__WORK INSTRUCTIONS__:
Copy out the lines that include the word "ffffff".

__SUPPLIED ENTRIES__:
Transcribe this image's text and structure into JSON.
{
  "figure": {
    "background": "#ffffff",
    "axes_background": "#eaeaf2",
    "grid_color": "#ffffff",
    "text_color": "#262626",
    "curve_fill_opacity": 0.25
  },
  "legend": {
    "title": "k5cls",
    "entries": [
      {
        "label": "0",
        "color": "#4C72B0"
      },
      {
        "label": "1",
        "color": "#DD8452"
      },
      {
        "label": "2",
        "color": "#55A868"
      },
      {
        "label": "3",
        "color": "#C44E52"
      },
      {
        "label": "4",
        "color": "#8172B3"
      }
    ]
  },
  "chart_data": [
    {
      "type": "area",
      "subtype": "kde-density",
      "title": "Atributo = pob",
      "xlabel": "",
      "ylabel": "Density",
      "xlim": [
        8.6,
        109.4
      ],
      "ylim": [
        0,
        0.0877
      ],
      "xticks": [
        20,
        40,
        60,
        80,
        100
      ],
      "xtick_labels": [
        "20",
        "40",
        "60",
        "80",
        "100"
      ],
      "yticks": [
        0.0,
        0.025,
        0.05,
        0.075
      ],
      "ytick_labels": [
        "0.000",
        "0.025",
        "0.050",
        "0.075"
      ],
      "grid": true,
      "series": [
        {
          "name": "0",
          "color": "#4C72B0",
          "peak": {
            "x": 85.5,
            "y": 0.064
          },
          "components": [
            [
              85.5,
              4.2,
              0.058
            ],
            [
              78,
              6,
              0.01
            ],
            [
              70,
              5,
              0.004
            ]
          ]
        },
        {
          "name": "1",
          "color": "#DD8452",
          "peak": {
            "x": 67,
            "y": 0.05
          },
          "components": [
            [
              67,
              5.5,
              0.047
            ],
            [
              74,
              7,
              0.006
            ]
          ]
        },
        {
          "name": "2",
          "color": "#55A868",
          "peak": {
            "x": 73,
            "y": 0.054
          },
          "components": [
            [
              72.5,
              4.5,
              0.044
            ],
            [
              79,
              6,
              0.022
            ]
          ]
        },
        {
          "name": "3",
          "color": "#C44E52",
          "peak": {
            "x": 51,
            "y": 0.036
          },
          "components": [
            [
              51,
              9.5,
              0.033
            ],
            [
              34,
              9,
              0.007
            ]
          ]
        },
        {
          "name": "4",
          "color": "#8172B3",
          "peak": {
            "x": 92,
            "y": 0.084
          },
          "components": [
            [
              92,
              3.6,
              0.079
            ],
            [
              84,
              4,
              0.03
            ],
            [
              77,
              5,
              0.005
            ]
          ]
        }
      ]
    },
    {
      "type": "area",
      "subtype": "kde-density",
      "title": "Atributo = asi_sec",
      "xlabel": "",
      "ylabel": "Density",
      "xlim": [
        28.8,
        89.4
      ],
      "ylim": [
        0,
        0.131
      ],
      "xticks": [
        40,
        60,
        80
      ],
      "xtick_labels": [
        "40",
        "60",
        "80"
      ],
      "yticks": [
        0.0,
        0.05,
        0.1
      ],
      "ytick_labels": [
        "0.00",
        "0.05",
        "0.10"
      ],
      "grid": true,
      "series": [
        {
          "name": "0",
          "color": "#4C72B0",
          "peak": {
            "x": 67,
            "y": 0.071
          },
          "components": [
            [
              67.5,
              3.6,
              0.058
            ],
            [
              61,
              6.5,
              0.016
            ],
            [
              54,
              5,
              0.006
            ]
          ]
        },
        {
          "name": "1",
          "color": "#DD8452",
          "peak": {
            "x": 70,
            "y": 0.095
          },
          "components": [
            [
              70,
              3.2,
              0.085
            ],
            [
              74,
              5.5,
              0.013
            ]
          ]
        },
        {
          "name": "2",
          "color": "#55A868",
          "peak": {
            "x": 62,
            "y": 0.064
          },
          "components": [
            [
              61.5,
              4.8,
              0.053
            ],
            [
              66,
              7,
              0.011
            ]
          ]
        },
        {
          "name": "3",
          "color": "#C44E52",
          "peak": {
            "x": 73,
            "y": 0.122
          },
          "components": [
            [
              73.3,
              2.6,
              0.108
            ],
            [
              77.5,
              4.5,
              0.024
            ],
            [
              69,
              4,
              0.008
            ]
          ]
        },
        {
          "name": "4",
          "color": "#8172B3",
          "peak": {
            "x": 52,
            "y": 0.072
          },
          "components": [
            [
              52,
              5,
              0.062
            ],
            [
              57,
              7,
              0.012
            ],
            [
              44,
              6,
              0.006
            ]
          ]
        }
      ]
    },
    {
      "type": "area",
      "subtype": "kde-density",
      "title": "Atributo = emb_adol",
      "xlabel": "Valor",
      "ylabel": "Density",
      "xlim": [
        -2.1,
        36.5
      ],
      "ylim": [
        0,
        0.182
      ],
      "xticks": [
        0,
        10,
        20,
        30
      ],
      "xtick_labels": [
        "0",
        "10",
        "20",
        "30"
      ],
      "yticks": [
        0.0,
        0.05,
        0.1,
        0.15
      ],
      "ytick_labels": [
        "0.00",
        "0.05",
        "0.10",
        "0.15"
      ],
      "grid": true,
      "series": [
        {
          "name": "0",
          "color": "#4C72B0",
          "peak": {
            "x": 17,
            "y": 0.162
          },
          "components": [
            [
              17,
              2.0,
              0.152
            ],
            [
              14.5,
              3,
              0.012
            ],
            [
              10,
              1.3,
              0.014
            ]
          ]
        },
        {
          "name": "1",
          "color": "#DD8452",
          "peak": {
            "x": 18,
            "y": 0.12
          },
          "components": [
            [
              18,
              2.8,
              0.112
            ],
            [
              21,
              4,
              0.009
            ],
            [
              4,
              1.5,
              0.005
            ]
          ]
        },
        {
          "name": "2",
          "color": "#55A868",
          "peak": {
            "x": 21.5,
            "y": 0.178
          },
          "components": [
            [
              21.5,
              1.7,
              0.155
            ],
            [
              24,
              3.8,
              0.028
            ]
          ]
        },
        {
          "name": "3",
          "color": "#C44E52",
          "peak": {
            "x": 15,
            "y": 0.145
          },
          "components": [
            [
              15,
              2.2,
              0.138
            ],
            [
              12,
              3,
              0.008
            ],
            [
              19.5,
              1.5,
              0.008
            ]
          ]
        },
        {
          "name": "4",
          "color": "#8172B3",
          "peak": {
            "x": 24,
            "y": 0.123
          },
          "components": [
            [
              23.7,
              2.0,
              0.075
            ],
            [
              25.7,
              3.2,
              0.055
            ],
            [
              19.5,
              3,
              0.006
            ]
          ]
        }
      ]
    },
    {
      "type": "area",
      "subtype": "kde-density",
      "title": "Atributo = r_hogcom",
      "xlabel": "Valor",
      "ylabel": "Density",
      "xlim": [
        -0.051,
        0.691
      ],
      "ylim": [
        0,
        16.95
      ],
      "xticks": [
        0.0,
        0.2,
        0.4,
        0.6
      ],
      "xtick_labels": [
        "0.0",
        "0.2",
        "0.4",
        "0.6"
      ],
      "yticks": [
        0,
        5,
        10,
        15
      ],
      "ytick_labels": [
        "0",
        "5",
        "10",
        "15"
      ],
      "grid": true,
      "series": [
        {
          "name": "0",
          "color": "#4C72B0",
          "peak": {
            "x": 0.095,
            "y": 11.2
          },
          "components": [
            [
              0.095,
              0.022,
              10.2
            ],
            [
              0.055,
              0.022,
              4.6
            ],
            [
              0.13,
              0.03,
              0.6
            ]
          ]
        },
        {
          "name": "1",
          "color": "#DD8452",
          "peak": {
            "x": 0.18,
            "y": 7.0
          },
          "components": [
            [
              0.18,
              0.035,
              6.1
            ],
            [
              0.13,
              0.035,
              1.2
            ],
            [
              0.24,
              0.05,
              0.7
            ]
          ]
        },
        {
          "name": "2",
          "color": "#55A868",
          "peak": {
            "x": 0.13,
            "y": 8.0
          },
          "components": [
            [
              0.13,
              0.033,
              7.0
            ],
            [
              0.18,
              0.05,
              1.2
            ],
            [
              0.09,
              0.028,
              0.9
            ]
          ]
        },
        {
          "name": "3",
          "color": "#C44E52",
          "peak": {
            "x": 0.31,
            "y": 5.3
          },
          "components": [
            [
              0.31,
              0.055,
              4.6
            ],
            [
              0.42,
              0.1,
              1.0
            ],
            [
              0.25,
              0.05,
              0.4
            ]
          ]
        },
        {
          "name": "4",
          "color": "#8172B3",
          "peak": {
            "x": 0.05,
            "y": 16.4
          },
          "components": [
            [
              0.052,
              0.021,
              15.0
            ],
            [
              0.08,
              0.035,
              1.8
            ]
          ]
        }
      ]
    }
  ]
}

__SOLUTION TO THE PROBLEM__:
    "background": "#ffffff",
    "grid_color": "#ffffff",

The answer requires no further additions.